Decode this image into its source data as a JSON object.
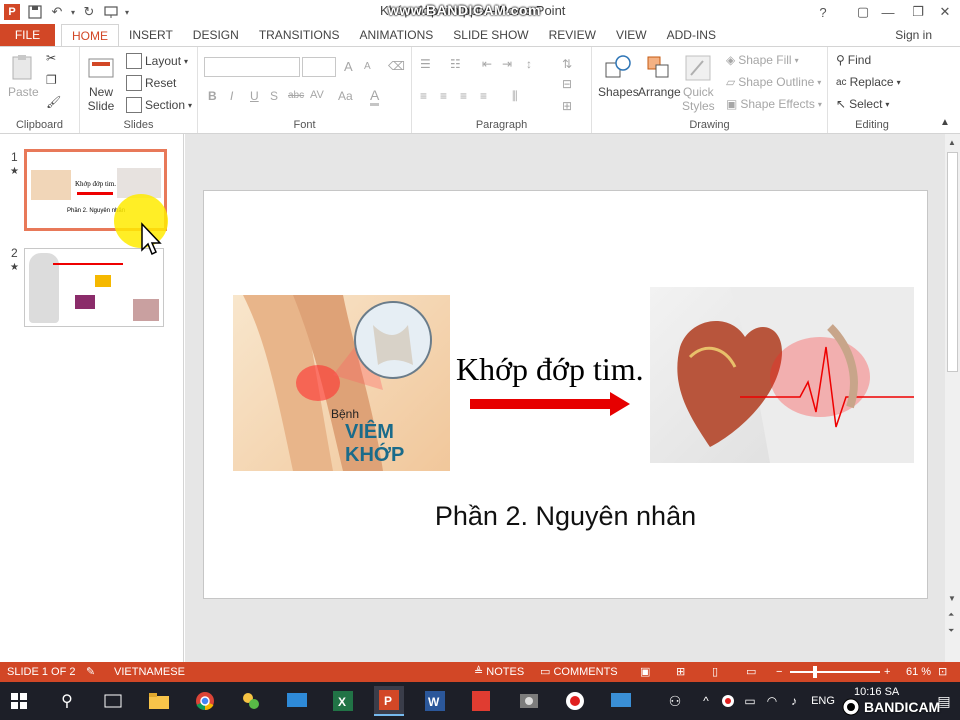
{
  "window": {
    "doc_title": "Khớp đớp tim.pptx - PowerPoint",
    "watermark": "www.BANDICAM.com",
    "controls": [
      "?",
      "▢",
      "—",
      "❐",
      "✕"
    ]
  },
  "tabs": [
    "FILE",
    "HOME",
    "INSERT",
    "DESIGN",
    "TRANSITIONS",
    "ANIMATIONS",
    "SLIDE SHOW",
    "REVIEW",
    "VIEW",
    "ADD-INS"
  ],
  "signin": "Sign in",
  "ribbon": {
    "clipboard": {
      "label": "Clipboard",
      "paste": "Paste"
    },
    "slides": {
      "label": "Slides",
      "new_slide_1": "New",
      "new_slide_2": "Slide",
      "layout": "Layout",
      "reset": "Reset",
      "section": "Section"
    },
    "font": {
      "label": "Font",
      "bold": "B",
      "italic": "I",
      "underline": "U",
      "shadow": "S",
      "strike": "abc",
      "spacing": "AV",
      "case": "Aa",
      "grow": "A",
      "shrink": "A"
    },
    "paragraph": {
      "label": "Paragraph"
    },
    "drawing": {
      "label": "Drawing",
      "shapes": "Shapes",
      "arrange": "Arrange",
      "quick_styles_1": "Quick",
      "quick_styles_2": "Styles",
      "shape_fill": "Shape Fill",
      "shape_outline": "Shape Outline",
      "shape_effects": "Shape Effects"
    },
    "editing": {
      "label": "Editing",
      "find": "Find",
      "replace": "Replace",
      "select": "Select"
    }
  },
  "thumbnails": [
    {
      "number": "1",
      "star": "★",
      "title": "Khớp đớp tim.",
      "subtitle": "Phần 2. Nguyên nhân"
    },
    {
      "number": "2",
      "star": "★"
    }
  ],
  "slide": {
    "knee_image_label_1": "Bệnh",
    "knee_image_label_2": "VIÊM KHỚP",
    "heading": "Khớp đớp tim.",
    "subtitle": "Phần 2. Nguyên nhân"
  },
  "status": {
    "slide_of": "SLIDE 1 OF 2",
    "language": "VIETNAMESE",
    "notes": "NOTES",
    "comments": "COMMENTS",
    "zoom": "61 %"
  },
  "taskbar": {
    "time": "10:16 SA",
    "lang": "ENG",
    "watermark": "BANDICAM"
  }
}
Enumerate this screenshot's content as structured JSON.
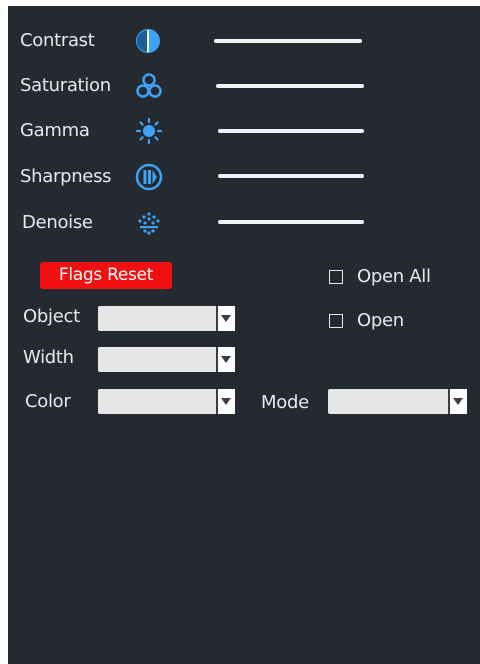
{
  "adjustments": [
    {
      "label": "Contrast",
      "icon": "contrast-icon"
    },
    {
      "label": "Saturation",
      "icon": "saturation-icon"
    },
    {
      "label": "Gamma",
      "icon": "gamma-sun-icon"
    },
    {
      "label": "Sharpness",
      "icon": "sharpness-icon"
    },
    {
      "label": "Denoise",
      "icon": "denoise-icon"
    }
  ],
  "flags_reset_label": "Flags Reset",
  "open_all_label": "Open All",
  "open_label": "Open",
  "object_label": "Object",
  "width_label": "Width",
  "color_label": "Color",
  "mode_label": "Mode",
  "object_value": "",
  "width_value": "",
  "color_value": "",
  "mode_value": "",
  "colors": {
    "panel_bg": "#252a31",
    "accent_icon": "#3ea3f5",
    "reset_button": "#f01010",
    "text": "#e8e8e8"
  }
}
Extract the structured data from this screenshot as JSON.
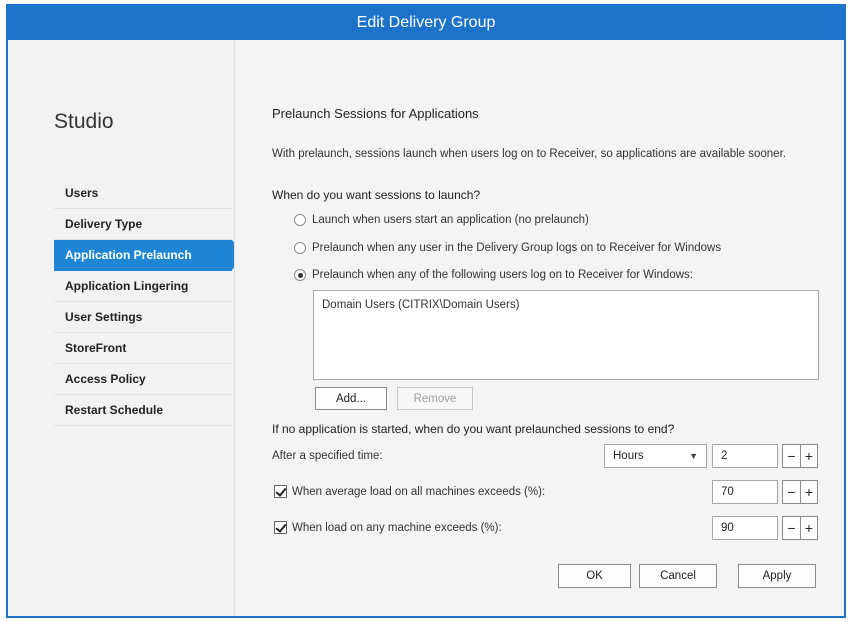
{
  "window": {
    "title": "Edit Delivery Group"
  },
  "sidebar": {
    "app_name": "Studio",
    "items": [
      {
        "label": "Users",
        "active": false
      },
      {
        "label": "Delivery Type",
        "active": false
      },
      {
        "label": "Application Prelaunch",
        "active": true
      },
      {
        "label": "Application Lingering",
        "active": false
      },
      {
        "label": "User Settings",
        "active": false
      },
      {
        "label": "StoreFront",
        "active": false
      },
      {
        "label": "Access Policy",
        "active": false
      },
      {
        "label": "Restart Schedule",
        "active": false
      }
    ]
  },
  "main": {
    "heading": "Prelaunch Sessions for Applications",
    "description": "With prelaunch, sessions launch when users log on to Receiver, so applications are available sooner.",
    "launch_question": "When do you want sessions to launch?",
    "radio_options": [
      {
        "label": "Launch when users start an application (no prelaunch)",
        "selected": false
      },
      {
        "label": "Prelaunch when any user in the Delivery Group logs on to Receiver for Windows",
        "selected": false
      },
      {
        "label": "Prelaunch when any of the following users log on to Receiver for Windows:",
        "selected": true
      }
    ],
    "user_list": [
      "Domain Users (CITRIX\\Domain Users)"
    ],
    "add_button": "Add...",
    "remove_button": "Remove",
    "end_question": "If no application is started, when do you want prelaunched sessions to end?",
    "after_time": {
      "label": "After a specified time:",
      "unit": "Hours",
      "value": "2"
    },
    "avg_load": {
      "label": "When average load on all machines exceeds (%):",
      "checked": true,
      "value": "70"
    },
    "any_load": {
      "label": "When load on any machine exceeds (%):",
      "checked": true,
      "value": "90"
    },
    "minus": "−",
    "plus": "+"
  },
  "footer": {
    "ok": "OK",
    "cancel": "Cancel",
    "apply": "Apply"
  },
  "colors": {
    "accent": "#1d73c9",
    "nav_active": "#1f86d6"
  }
}
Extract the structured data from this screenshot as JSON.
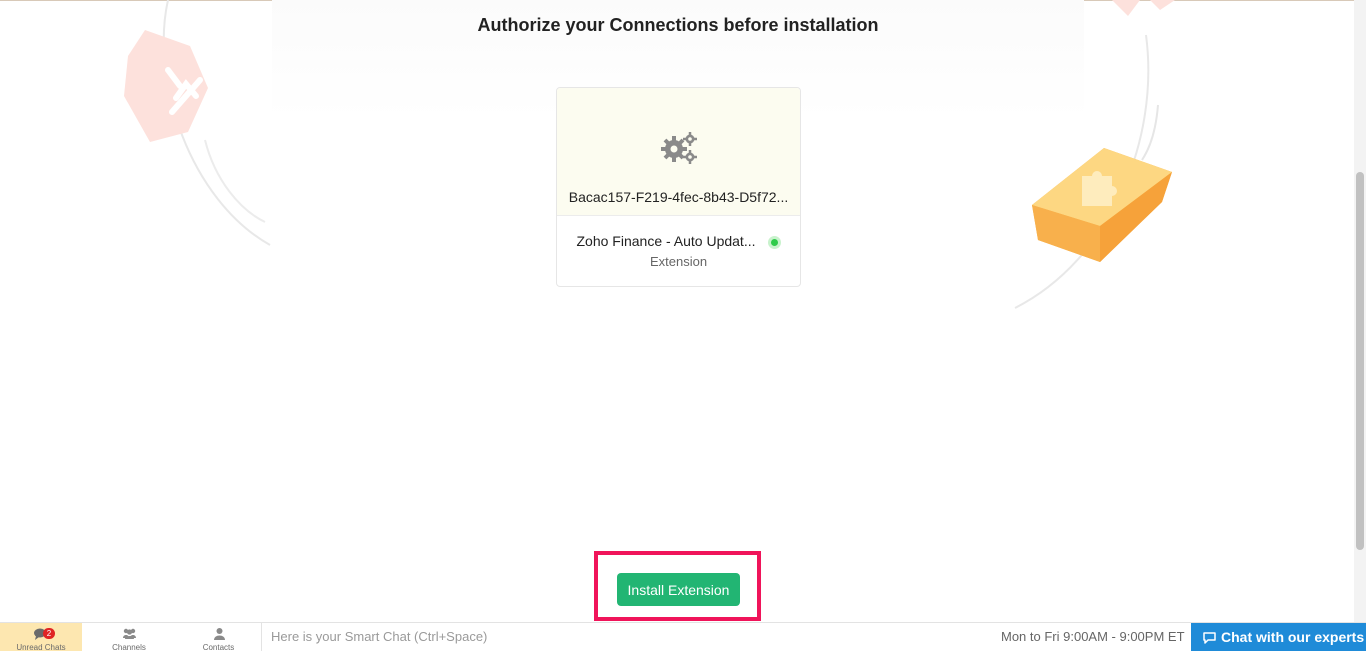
{
  "page": {
    "title": "Authorize your Connections before installation"
  },
  "connection_card": {
    "connection_name": "Bacac157-F219-4fec-8b43-D5f72...",
    "extension_name": "Zoho Finance - Auto Updat...",
    "extension_type": "Extension",
    "status_color": "#2ecb4a",
    "icon": "gears-icon"
  },
  "actions": {
    "install_label": "Install Extension",
    "install_color": "#22b573",
    "highlight_color": "#f0145a"
  },
  "bottom_bar": {
    "tabs": [
      {
        "label": "Unread Chats",
        "icon": "chat-bubbles-icon",
        "badge": "2"
      },
      {
        "label": "Channels",
        "icon": "group-icon"
      },
      {
        "label": "Contacts",
        "icon": "person-icon"
      }
    ],
    "smart_chat_placeholder": "Here is your Smart Chat (Ctrl+Space)",
    "hours": "Mon to Fri 9:00AM - 9:00PM ET",
    "chat_button_label": "Chat with our experts",
    "chat_button_color": "#1f8bd8"
  }
}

Prompt:
Pull every line containing "JSON" out of the data above.

The output:
Decode this image into its source data as a JSON object.
Enumerate this screenshot's content as structured JSON.
Extract the structured data from this screenshot as JSON.
Extract the structured data from this screenshot as JSON.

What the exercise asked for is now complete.